▶ Direction
Read the records and write them out again exactly.

▶ Data to process
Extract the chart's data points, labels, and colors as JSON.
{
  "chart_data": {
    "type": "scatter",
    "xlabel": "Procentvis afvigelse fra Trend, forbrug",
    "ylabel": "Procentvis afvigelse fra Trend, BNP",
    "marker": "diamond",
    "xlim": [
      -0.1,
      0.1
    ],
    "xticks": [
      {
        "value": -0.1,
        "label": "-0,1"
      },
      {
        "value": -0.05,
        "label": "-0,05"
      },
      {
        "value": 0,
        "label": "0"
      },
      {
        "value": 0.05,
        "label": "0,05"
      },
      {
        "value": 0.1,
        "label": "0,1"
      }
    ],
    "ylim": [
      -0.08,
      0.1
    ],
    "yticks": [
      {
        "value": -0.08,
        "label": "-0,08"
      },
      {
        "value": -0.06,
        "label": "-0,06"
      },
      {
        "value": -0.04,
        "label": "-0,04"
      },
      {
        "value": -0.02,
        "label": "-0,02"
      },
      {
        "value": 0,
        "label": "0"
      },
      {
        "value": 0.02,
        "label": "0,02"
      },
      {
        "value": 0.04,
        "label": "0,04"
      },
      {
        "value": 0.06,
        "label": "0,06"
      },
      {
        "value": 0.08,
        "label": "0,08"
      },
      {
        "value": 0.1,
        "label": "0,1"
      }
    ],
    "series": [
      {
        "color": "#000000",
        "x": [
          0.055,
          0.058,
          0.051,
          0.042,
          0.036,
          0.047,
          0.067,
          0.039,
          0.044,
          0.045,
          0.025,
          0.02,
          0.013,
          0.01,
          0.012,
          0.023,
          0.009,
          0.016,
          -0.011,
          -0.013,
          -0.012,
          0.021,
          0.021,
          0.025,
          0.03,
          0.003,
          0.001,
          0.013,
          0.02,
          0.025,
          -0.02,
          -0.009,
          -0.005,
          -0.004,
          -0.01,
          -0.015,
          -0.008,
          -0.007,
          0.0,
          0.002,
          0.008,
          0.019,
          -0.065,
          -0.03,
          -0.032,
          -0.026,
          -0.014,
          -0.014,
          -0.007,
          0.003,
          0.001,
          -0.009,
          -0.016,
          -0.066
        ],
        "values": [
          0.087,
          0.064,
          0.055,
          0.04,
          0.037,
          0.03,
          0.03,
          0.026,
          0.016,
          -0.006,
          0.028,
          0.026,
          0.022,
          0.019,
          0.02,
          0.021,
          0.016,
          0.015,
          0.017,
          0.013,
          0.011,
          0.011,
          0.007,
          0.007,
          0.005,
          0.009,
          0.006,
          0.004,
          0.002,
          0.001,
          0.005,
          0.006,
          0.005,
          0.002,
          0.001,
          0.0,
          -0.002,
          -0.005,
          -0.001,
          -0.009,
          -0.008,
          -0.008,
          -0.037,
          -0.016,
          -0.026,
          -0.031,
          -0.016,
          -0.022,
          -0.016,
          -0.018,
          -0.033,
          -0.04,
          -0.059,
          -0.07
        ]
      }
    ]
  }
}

▶ Result of this task
Extract the chart's data points, labels, and colors as JSON.
{
  "chart_data": {
    "type": "scatter",
    "xlabel": "Procentvis afvigelse fra Trend, forbrug",
    "ylabel": "Procentvis afvigelse fra Trend, BNP",
    "marker": "diamond",
    "xlim": [
      -0.1,
      0.1
    ],
    "xticks": [
      {
        "value": -0.1,
        "label": "-0,1"
      },
      {
        "value": -0.05,
        "label": "-0,05"
      },
      {
        "value": 0,
        "label": "0"
      },
      {
        "value": 0.05,
        "label": "0,05"
      },
      {
        "value": 0.1,
        "label": "0,1"
      }
    ],
    "ylim": [
      -0.08,
      0.1
    ],
    "yticks": [
      {
        "value": -0.08,
        "label": "-0,08"
      },
      {
        "value": -0.06,
        "label": "-0,06"
      },
      {
        "value": -0.04,
        "label": "-0,04"
      },
      {
        "value": -0.02,
        "label": "-0,02"
      },
      {
        "value": 0,
        "label": "0"
      },
      {
        "value": 0.02,
        "label": "0,02"
      },
      {
        "value": 0.04,
        "label": "0,04"
      },
      {
        "value": 0.06,
        "label": "0,06"
      },
      {
        "value": 0.08,
        "label": "0,08"
      },
      {
        "value": 0.1,
        "label": "0,1"
      }
    ],
    "series": [
      {
        "color": "#000000",
        "x": [
          0.055,
          0.058,
          0.051,
          0.042,
          0.036,
          0.047,
          0.067,
          0.039,
          0.044,
          0.045,
          0.025,
          0.02,
          0.013,
          0.01,
          0.012,
          0.023,
          0.009,
          0.016,
          -0.011,
          -0.013,
          -0.012,
          0.021,
          0.021,
          0.025,
          0.03,
          0.003,
          0.001,
          0.013,
          0.02,
          0.025,
          -0.02,
          -0.009,
          -0.005,
          -0.004,
          -0.01,
          -0.015,
          -0.008,
          -0.007,
          0.0,
          0.002,
          0.008,
          0.019,
          -0.065,
          -0.03,
          -0.032,
          -0.026,
          -0.014,
          -0.014,
          -0.007,
          0.003,
          0.001,
          -0.009,
          -0.016,
          -0.066
        ],
        "values": [
          0.087,
          0.064,
          0.055,
          0.04,
          0.037,
          0.03,
          0.03,
          0.026,
          0.016,
          -0.006,
          0.028,
          0.026,
          0.022,
          0.019,
          0.02,
          0.021,
          0.016,
          0.015,
          0.017,
          0.013,
          0.011,
          0.011,
          0.007,
          0.007,
          0.005,
          0.009,
          0.006,
          0.004,
          0.002,
          0.001,
          0.005,
          0.006,
          0.005,
          0.002,
          0.001,
          0.0,
          -0.002,
          -0.005,
          -0.001,
          -0.009,
          -0.008,
          -0.008,
          -0.037,
          -0.016,
          -0.026,
          -0.031,
          -0.016,
          -0.022,
          -0.016,
          -0.018,
          -0.033,
          -0.04,
          -0.059,
          -0.07
        ]
      }
    ]
  }
}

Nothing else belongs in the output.